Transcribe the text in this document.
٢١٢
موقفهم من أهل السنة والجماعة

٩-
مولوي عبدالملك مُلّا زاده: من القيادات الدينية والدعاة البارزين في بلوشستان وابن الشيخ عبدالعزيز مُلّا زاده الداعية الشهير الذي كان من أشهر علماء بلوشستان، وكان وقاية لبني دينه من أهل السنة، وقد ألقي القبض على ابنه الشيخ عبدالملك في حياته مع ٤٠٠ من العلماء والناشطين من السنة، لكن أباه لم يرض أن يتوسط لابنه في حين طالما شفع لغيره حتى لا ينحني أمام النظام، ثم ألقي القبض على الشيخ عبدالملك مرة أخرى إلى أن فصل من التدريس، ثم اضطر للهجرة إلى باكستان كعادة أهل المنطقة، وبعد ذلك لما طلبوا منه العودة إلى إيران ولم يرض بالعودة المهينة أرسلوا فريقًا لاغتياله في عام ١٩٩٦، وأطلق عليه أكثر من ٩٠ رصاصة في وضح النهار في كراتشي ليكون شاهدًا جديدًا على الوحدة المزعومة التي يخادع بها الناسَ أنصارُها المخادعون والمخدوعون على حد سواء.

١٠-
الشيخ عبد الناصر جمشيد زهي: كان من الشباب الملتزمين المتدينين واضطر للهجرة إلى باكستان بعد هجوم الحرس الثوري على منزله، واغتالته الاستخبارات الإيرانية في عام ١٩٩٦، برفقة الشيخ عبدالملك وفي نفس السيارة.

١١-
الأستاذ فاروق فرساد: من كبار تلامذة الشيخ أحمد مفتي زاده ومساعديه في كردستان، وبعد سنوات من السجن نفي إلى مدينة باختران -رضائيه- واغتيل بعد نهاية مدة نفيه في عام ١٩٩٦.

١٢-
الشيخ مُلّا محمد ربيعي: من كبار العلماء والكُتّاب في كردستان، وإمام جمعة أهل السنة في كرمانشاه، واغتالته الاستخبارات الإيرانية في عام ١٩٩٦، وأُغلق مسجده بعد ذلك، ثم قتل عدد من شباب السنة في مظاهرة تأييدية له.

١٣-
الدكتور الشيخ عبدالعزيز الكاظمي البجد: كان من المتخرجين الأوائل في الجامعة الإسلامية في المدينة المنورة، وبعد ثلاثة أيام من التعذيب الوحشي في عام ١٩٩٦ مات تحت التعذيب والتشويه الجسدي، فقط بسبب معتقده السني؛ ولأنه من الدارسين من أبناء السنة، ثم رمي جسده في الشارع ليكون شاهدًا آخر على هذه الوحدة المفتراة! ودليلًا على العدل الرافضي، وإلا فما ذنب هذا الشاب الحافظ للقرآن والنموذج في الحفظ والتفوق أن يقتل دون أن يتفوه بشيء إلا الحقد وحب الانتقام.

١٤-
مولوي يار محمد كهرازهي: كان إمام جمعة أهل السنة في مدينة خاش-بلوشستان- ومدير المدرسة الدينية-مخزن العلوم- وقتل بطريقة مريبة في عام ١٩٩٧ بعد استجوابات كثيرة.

○ ○ ○ ○

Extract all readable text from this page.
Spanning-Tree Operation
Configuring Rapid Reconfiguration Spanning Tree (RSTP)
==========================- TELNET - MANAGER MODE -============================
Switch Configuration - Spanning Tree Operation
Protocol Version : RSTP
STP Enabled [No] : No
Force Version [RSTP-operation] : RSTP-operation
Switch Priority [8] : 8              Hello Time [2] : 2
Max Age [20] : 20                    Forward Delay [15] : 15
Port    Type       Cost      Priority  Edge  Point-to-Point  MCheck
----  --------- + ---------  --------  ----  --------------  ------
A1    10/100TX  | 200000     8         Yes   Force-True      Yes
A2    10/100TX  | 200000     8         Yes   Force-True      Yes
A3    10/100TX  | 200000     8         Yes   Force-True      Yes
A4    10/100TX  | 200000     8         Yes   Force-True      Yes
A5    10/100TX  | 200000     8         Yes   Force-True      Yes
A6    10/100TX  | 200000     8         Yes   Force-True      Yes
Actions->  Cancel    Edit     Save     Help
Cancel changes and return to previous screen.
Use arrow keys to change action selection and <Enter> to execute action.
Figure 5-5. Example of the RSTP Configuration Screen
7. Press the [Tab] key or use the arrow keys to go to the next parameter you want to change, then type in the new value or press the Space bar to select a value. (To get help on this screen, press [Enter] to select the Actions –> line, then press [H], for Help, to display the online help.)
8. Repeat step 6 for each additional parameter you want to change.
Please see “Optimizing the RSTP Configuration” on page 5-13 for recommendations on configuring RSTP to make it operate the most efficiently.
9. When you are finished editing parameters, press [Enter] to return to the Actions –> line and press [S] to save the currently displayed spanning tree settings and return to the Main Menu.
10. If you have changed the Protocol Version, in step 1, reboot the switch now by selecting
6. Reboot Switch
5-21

○ ○ ○ ○

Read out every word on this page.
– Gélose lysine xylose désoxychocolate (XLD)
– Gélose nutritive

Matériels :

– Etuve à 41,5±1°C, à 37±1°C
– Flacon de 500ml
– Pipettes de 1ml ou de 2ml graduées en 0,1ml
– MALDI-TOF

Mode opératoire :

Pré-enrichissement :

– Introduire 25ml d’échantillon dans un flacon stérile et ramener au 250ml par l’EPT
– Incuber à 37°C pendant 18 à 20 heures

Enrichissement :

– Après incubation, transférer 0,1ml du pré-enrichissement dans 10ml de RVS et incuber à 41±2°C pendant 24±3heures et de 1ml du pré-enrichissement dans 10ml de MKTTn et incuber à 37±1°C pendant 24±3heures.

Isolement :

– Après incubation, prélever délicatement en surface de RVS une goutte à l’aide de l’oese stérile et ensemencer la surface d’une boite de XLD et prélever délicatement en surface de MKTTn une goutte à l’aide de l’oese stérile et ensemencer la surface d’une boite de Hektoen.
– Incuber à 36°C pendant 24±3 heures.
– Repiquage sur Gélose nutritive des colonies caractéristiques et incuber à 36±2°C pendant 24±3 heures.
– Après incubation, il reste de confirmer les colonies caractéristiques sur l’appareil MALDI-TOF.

○ ○ ○ ○

**INSTRUCTIONS TO FOLLOW:**
Which lines contain the word "واغتالته"? Copy each of them.

**PROBLEM SOLUTION:**
الشيخ عبد الناصر جمشيد زهي: كان من الشباب الملتزمين المتدينين واضطر للهجرة إلى باكستان بعد هجوم الحرس الثوري على منزله، واغتالته الاستخبارات الإيرانية في عام ١٩٩٦، برفقة الشيخ عبدالملك وفي نفس السيارة.
الشيخ مُلّا محمد ربيعي: من كبار العلماء والكُتّاب في كردستان، وإمام جمعة أهل السنة في كرمانشاه، واغتالته الاستخبارات الإيرانية في عام ١٩٩٦، وأُغلق مسجده بعد ذلك، ثم قتل عدد من شباب السنة في مظاهرة تأييدية له.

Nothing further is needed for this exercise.